SVにて、こんなバケモノが解禁されてしまったのだ。「ラフレスとカミ」及びそれを生み出した今作SVは、ラフレシアにとって絶望を示しているのだろうか。
結論から言うと、そんなことはない。今作の環境ははむしろ、ラフレシアにとって追い風と言えるだろう。競合の多い「ようりょくそ」持ちとしての弱点がある程度解消されたのだ。
まず、キョダイマックスフシギバナが消えたのは大きい。キョダイマックスフシギバナは強すぎた。この世の終わりのようなポケモンだった。「おさきにどうぞ」による差別化だけではあの暴力的な生物に敵うことはできなかったというのが事実だ。
そして、今作では「ようりょくそ」持ちとしては低いSが大きく問題にならなくなった。1つめの要因としてレジエレキが環境から姿を消したことが挙げられる。レジエレキはイカれたポケモンなので、「ようりょくそ」持ちだと最速フシギバナくらいの素早さがないと抜けなかったのだが、これを意識する必要がなくなった。2つめの要因は、「ラフレスとカミ」は他の「ようりょくそ」にも付き纏う問題であることだ。ドレディアを除く「ようりょくそ」は全て(フシギバナさえも)、「ラフレスとカミ」を解決できない。これらの理由から、ラフレシアの素早さ種族値は特別悪いものではなくなった。224(最速ラフレシア×2)から307(最速ハバタクカミ×1.5)までの間の数——例えば290(最速フシギバナ×2)は、224とそれほど意味が変わらないのだ。

【構築経緯】

ラフレシアを採用。ラフレシアについては先述の通り。
ラフレシアの「ようりょくそ」と「おさきにどうぞ」を活かせるコータスを採用。「ひでり」+「ようりょくそ]+「おさきにどうぞ」+「ふんか」は非常に強力なコンボであり、アタッカーのコータス自身が非常に遅いため「トリックルーム」での対策も許さない。

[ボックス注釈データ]
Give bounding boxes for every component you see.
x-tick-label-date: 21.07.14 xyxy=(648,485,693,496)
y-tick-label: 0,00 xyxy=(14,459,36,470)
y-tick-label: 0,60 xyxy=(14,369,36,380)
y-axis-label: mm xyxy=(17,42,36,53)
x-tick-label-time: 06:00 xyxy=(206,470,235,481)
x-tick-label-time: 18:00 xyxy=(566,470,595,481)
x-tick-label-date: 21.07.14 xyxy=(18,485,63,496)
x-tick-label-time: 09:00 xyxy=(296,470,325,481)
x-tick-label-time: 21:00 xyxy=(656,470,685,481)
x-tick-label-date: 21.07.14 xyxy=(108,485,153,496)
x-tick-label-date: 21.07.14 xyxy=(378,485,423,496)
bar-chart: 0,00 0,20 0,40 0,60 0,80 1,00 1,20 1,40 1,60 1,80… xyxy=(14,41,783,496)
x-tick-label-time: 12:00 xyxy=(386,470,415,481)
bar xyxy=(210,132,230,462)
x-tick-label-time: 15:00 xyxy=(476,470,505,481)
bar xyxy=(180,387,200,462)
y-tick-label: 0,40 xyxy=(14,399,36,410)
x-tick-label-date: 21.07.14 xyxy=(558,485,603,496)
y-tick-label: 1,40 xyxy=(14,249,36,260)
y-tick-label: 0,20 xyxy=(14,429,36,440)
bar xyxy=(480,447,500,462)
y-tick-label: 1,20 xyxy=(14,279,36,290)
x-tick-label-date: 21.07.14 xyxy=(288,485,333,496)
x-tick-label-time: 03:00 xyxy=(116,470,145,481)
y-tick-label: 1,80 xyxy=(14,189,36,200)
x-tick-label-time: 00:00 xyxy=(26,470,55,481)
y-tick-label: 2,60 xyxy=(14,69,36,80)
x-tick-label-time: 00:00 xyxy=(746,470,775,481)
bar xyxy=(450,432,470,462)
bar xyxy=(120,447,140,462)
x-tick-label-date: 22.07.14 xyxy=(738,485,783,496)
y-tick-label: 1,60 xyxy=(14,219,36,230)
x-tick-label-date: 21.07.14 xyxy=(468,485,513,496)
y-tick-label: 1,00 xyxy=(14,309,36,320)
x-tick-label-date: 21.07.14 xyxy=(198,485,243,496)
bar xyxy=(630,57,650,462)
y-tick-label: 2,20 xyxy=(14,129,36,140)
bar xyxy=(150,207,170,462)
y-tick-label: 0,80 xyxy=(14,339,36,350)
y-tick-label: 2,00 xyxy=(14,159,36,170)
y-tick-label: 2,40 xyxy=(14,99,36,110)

課題 A: ラフレシアの記事から、"SVにて、こんなバケモノが解"を含む語句で始まり"きなかったというのが事実だ。"で終わる部分を、一字一句変えずに繰り返してください。
課題 B: ラフレシアの記事の最後の文を受けて、続きを書き進めてください。
記録はラフレシアの記事とは別個の資料です。

出力結果 A:
SVにて、こんなバケモノが解禁されてしまったのだ。「ラフレスとカミ」及びそれを生み出した今作SVは、ラフレシアにとって絶望を示しているのだろうか。
結論から言うと、そんなことはない。今作の環境ははむしろ、ラフレシアにとって追い風と言えるだろう。競合の多い「ようりょくそ」持ちとしての弱点がある程度解消されたのだ。
まず、キョダイマックスフシギバナが消えたのは大きい。キョダイマックスフシギバナは強すぎた。この世の終わりのようなポケモンだった。「おさきにどうぞ」による差別化だけではあの暴力的な生物に敵うことはできなかったというのが事実だ。

出力結果 B:
ハバタクカミを採用。このポケモンの強みは多すぎるため詳しくは個別解説にて述べるが、コータスを活かすために「トリックルーム」が欲しいことと、先の2匹で重いドラゴンタイプに対して打点が持てることが主な採用理由である。
コータスを使うにあたって、「あまごい」トルネロスは非常に厄介で、対策必須である。トルネロスを迅速に処理できるタケルライコを採用。
ここまでで重いほのおタイプのポケモンに打点を持てるウネルミナモを採用。みず・ドラゴンの範囲はここまでのポケモン達との攻めの補完に非常に優れている。
晴れとのシナジーを持てるほのおタイプの物理アタッカーでありながら、晴れパを使う上で当然重くなるガオガエンに対してテンポを取られないエンテイを採用。
以上で構築が完成した。

【構築コンセプト】

・"サポート枠"を採用せず、全てのポケモンが高い攻撃性能を持つことで、柔軟な攻めを実現する。(全てのポケモンを勝ち筋にする)
・高数値のポケモンに更に晴れとのシナジーを持たせ、圧倒的なパワーで捻じ伏せる。

【個別解説】

[調整意図]

S…最速。準速「こだわりスカーフ」ウーラオス抜き。
C…ぶっぱ。

[解説]

アタッカー1。「ヘドロばくだん」+「リーフストーム」の範囲で殴るほか、「おさきにどうぞ」で主にコータスのサポートをする。
くさ技は晴れ前提の「ソーラービーム」ではなく「リーフストーム」を採用した。構築コンセプト上、シーンを選ぶ攻撃技の採用を避けた。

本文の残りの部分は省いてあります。